▶ _DATA ENTRIES_:
━━━━
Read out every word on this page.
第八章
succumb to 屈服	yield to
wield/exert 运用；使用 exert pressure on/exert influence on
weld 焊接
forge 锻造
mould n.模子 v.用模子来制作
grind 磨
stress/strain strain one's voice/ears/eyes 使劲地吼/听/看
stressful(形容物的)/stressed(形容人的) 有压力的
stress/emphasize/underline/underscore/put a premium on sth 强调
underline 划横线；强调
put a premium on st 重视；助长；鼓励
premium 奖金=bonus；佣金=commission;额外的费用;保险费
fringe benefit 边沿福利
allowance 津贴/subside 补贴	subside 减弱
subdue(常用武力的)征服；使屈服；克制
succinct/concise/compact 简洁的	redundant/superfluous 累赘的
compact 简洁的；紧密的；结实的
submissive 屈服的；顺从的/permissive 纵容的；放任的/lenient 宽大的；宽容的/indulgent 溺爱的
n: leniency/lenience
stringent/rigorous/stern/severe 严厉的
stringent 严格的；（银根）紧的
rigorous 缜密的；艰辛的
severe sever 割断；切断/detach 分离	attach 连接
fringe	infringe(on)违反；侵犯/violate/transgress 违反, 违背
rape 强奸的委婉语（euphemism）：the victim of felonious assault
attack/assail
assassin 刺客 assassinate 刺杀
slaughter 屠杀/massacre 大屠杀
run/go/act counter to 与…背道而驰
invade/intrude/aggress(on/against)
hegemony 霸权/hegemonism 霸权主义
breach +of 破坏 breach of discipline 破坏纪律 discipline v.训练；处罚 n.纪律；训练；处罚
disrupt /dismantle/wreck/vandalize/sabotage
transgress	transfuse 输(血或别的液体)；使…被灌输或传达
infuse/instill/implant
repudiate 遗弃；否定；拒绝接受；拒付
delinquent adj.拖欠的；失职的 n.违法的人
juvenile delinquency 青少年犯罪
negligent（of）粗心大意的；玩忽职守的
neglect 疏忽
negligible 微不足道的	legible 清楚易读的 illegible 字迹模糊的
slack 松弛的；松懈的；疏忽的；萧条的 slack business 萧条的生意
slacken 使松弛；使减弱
━━━━
▶ _EXERCISE DIRECTIONS_:
From the listing above, copy every line that includes the word "stringent".

▶ _SOLUTION BELOW_:
stringent/rigorous/stern/severe 严厉的
stringent 严格的；（银根）紧的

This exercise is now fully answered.